---------- Entries provided

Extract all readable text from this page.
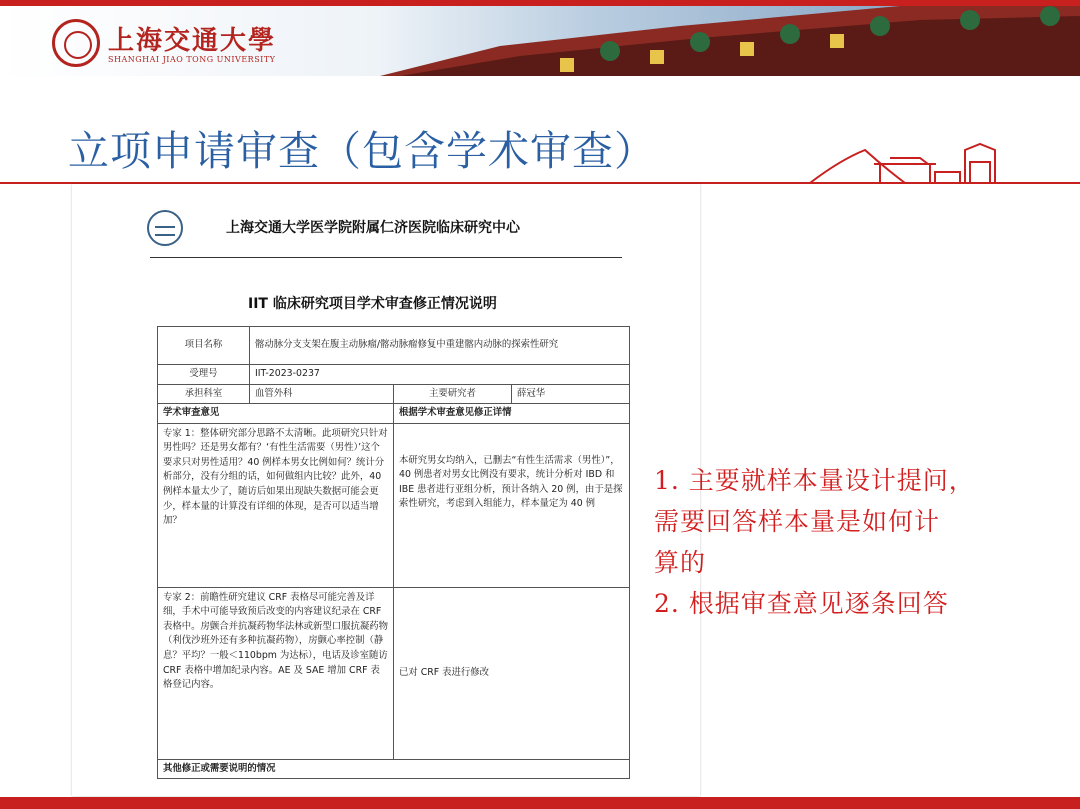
上海交通大學
SHANGHAI JIAO TONG UNIVERSITY
立项申请审查（包含学术审查）
上海交通大学医学院附属仁济医院临床研究中心
IIT 临床研究项目学术审查修正情况说明
项目名称	髂动脉分支支架在腹主动脉瘤/髂动脉瘤修复中重建髂内动脉的探索性研究		
受理号	IIT-2023-0237		
承担科室	血管外科	主要研究者	薛冠华
学术审查意见		根据学术审查意见修正详情	
专家 1：整体研究部分思路不太清晰。此项研究只针对男性吗？还是男女都有？‘有性生活需要（男性）’这个要求只对男性适用？40 例样本男女比例如何？统计分析部分，没有分组的话，如何做组内比较？此外，40 例样本量太少了，随访后如果出现缺失数据可能会更少，样本量的计算没有详细的体现，是否可以适当增加？		本研究男女均纳入，已删去“有性生活需求（男性）”，40 例患者对男女比例没有要求，统计分析对 IBD 和 IBE 患者进行亚组分析，预计各纳入 20 例，由于是探索性研究，考虑到入组能力，样本量定为 40 例	
专家 2：前瞻性研究建议 CRF 表格尽可能完善及详细，手术中可能导致预后改变的内容建议纪录在 CRF 表格中。房颤合并抗凝药物华法林或新型口服抗凝药物（利伐沙班外还有多种抗凝药物），房颤心率控制（静息？平均？一般＜110bpm 为达标），电话及诊室随访 CRF 表格中增加纪录内容。AE 及 SAE 增加 CRF 表格登记内容。		已对 CRF 表进行修改	
其他修正或需要说明的情况			

1. 主要就样本量设计提问，

需要回答样本量是如何计

算的

2. 根据审查意见逐条回答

--------------------

### Job
Repeat the data exactly in full, omitting its pictures.

### Exercise solution
Extract all readable text from this page.
上海交通大學
SHANGHAI JIAO TONG UNIVERSITY
立项申请审查（包含学术审查）
上海交通大学医学院附属仁济医院临床研究中心
IIT 临床研究项目学术审查修正情况说明
项目名称	髂动脉分支支架在腹主动脉瘤/髂动脉瘤修复中重建髂内动脉的探索性研究		
受理号	IIT-2023-0237		
承担科室	血管外科	主要研究者	薛冠华
学术审查意见		根据学术审查意见修正详情	
专家 1：整体研究部分思路不太清晰。此项研究只针对男性吗？还是男女都有？‘有性生活需要（男性）’这个要求只对男性适用？40 例样本男女比例如何？统计分析部分，没有分组的话，如何做组内比较？此外，40 例样本量太少了，随访后如果出现缺失数据可能会更少，样本量的计算没有详细的体现，是否可以适当增加？		本研究男女均纳入，已删去“有性生活需求（男性）”，40 例患者对男女比例没有要求，统计分析对 IBD 和 IBE 患者进行亚组分析，预计各纳入 20 例，由于是探索性研究，考虑到入组能力，样本量定为 40 例	
专家 2：前瞻性研究建议 CRF 表格尽可能完善及详细，手术中可能导致预后改变的内容建议纪录在 CRF 表格中。房颤合并抗凝药物华法林或新型口服抗凝药物（利伐沙班外还有多种抗凝药物），房颤心率控制（静息？平均？一般＜110bpm 为达标），电话及诊室随访 CRF 表格中增加纪录内容。AE 及 SAE 增加 CRF 表格登记内容。		已对 CRF 表进行修改	
其他修正或需要说明的情况			

1. 主要就样本量设计提问，

需要回答样本量是如何计

算的

2. 根据审查意见逐条回答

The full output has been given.